## Written instruction
Below is a block of records. Copy every line in it that contains the word "Universidades".

Extracted records
━━━

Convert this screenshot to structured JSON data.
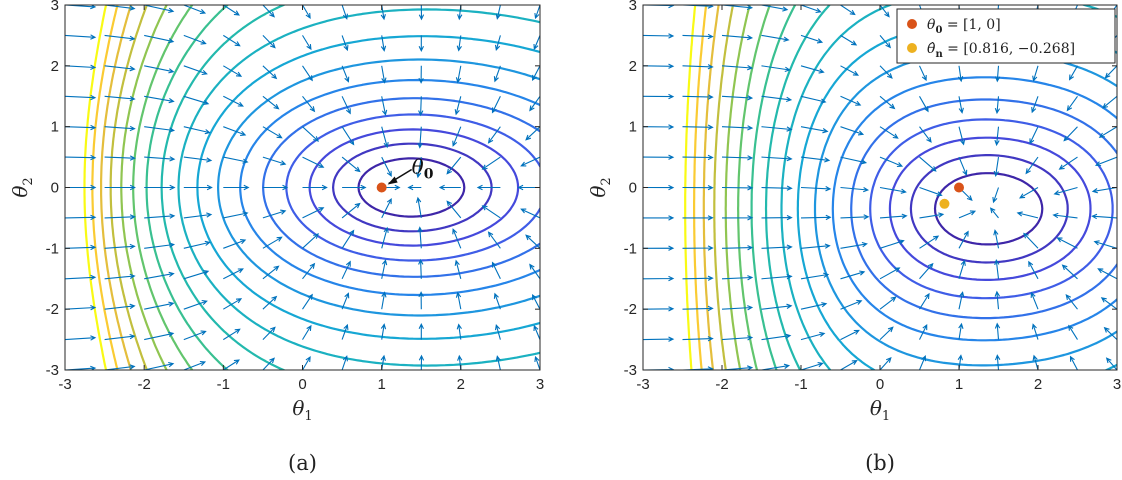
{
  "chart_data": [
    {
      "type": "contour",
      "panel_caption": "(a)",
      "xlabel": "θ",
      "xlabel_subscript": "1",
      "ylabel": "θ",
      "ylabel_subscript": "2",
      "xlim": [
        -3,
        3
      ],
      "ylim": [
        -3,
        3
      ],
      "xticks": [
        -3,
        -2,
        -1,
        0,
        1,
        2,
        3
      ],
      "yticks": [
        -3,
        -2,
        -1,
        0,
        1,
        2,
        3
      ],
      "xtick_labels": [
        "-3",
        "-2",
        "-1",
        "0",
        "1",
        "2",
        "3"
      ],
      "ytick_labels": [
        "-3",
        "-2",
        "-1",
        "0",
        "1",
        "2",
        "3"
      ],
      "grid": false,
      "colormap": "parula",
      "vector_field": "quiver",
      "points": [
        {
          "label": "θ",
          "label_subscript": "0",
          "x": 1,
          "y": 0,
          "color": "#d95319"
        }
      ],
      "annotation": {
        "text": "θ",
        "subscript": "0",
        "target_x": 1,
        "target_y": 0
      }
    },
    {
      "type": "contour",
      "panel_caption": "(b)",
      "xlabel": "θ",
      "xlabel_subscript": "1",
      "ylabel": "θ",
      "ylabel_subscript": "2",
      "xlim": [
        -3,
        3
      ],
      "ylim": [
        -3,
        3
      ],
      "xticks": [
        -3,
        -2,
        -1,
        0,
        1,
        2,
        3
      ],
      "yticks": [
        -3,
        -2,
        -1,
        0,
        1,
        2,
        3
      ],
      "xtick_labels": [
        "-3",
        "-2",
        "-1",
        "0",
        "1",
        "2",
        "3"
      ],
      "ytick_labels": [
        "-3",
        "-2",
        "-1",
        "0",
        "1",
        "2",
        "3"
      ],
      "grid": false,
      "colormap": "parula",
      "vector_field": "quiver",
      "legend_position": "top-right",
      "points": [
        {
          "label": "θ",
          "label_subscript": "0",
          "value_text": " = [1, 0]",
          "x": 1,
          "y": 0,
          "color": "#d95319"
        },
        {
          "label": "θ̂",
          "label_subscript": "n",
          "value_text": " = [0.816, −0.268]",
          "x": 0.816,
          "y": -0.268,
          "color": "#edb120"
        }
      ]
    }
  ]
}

━━━

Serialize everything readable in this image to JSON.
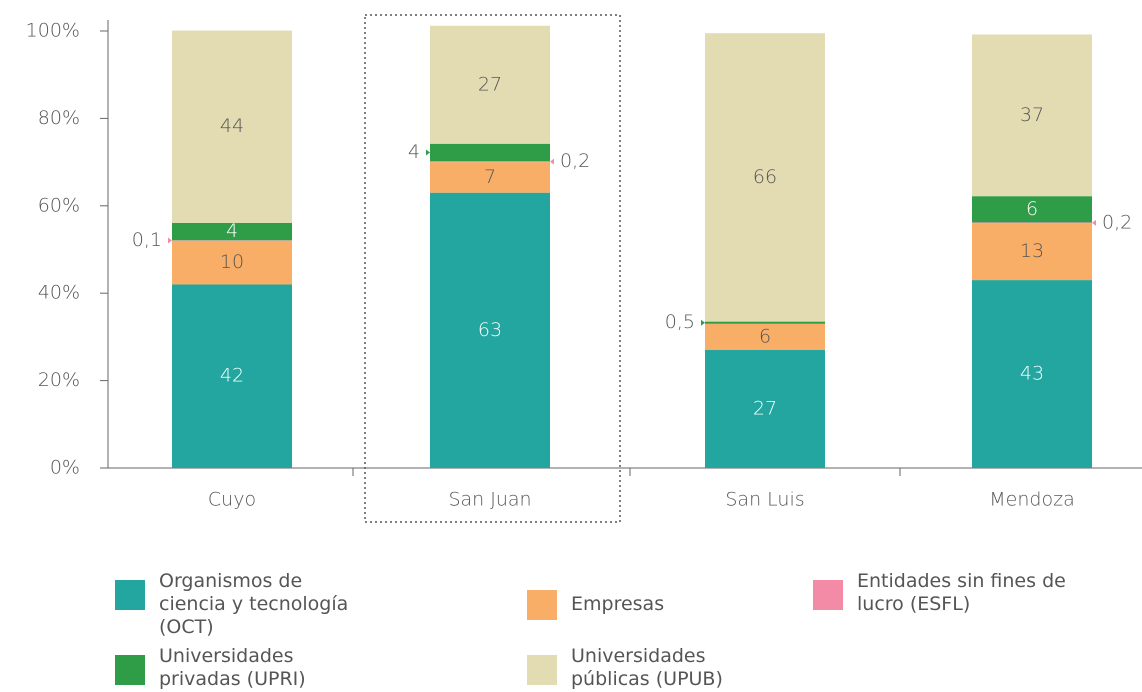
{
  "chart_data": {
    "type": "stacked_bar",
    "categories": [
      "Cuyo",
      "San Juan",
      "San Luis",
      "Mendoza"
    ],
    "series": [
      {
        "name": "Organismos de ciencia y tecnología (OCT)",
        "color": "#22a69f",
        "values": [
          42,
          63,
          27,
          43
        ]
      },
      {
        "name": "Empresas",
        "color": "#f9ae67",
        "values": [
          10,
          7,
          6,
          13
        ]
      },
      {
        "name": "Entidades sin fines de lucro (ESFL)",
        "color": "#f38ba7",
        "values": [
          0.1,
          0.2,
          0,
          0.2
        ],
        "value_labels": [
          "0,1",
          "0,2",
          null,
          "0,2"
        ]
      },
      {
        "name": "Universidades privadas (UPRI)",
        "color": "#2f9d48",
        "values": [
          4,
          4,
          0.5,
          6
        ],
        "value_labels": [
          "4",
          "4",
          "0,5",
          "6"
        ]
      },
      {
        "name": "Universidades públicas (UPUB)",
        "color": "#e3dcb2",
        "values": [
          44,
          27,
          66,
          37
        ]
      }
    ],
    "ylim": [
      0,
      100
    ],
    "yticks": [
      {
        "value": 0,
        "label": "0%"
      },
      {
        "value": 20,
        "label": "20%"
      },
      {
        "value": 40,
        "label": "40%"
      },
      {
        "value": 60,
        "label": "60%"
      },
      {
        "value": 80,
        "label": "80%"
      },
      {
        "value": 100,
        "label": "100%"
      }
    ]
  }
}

━━━

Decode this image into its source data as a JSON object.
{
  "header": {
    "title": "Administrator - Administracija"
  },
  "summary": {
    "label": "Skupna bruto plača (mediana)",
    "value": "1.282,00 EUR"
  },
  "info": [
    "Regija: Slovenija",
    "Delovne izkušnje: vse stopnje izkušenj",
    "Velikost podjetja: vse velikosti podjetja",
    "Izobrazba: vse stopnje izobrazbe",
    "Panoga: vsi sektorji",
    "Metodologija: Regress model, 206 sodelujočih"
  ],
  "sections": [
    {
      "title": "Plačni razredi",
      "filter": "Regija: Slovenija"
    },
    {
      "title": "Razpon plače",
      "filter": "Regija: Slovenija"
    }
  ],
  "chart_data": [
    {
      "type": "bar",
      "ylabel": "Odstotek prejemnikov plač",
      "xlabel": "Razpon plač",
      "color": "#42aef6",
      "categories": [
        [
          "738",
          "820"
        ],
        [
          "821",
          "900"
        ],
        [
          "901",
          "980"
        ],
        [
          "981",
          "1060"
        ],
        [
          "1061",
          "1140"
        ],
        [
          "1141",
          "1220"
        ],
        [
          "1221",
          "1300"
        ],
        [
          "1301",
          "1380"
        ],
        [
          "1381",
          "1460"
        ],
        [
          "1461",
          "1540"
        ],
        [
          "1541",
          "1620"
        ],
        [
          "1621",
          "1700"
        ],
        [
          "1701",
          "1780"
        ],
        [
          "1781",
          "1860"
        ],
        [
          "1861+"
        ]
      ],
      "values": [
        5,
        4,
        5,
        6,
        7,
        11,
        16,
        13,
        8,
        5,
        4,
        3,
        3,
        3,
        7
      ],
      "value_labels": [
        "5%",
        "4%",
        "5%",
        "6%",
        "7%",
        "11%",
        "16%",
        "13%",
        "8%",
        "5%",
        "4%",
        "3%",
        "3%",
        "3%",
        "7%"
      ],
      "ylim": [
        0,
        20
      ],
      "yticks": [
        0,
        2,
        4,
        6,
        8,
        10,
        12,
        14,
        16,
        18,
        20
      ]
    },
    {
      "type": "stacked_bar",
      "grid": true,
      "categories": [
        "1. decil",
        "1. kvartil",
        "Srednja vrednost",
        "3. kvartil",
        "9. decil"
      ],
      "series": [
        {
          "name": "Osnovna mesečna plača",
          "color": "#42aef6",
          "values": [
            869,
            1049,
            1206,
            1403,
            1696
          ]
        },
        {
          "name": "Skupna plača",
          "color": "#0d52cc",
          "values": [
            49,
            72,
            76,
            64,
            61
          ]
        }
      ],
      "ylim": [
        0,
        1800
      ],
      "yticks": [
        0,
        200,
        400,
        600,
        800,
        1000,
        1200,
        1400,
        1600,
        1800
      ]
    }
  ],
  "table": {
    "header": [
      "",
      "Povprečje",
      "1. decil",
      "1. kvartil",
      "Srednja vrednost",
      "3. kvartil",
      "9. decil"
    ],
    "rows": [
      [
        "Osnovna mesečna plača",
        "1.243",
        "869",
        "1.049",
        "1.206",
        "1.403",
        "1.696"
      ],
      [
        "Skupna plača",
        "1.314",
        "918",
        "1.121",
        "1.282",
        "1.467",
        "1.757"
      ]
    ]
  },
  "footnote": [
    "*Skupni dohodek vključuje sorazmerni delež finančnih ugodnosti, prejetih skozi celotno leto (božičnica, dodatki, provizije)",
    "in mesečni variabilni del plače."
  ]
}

━━━

## Response
        "name": "Universidades privadas (UPRI)",
        "name": "Universidades públicas (UPUB)",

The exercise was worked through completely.